The bit comparator 234 receives the input data signal Din and outputs a preamble confirmation signal PB_OK according to the content of the input data signal Din. Specifically, when the input data signal Din read by the bit comparator 234 does not include a preamble byte (e.g., the 20-bit combination of “0101 . . . ” or “1010 . . . ” in the preamble 102), the bit comparator 234 outputs the preamble confirmation signal PB_OK with a first level (e.g., logic 0) (i.e., the preamble confirmation signal PB_OK is disabled). When the input data signal Din read by the bit comparator 234 includes the preamble byte, the bit comparator 234 outputs the preamble confirmation signal PB_OK with a second level (e.g., logic 1) (i.e., the preamble confirmation signal PB_OK is enabled).

What the task asks –
Continue the passage on the bit comparator and its preamble confirmation signal, starting right after its last sentence.

Source material –
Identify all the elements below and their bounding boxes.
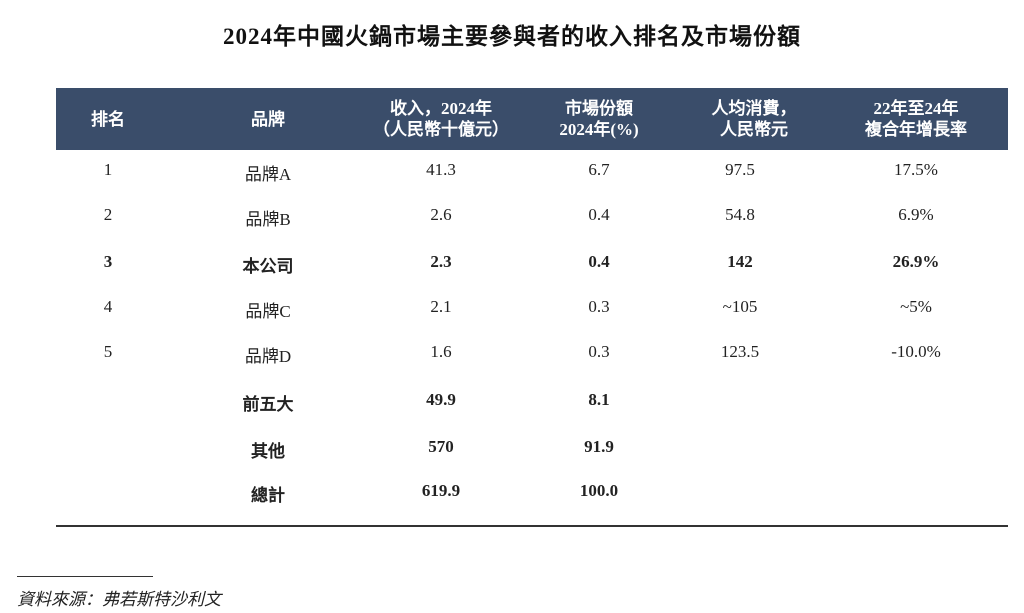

Answer to this exercise –
The SOP cycle counter 240 receives the preamble confirmation signal PB_OK and the bus idle signal BI. When the preamble confirmation signal PB_OK and the bus idle signal BI both have a first level (e.g., logic 0), the SOP cycle counter 240 starts counting from zero and simultaneously outputs a start of packet (SOP) enable signal SOP_ON having a second level (e.g., logic 1). Then, when the SOP cycle counter 240 counts to a value greater than a preset value (e.g., a preset time length or a preset value), the SOP cycle counter 240 outputs a SOP enable signal SOP_ON having a first level (e.g., logic 0). The preset value may also indicate a preset SOP cycle length.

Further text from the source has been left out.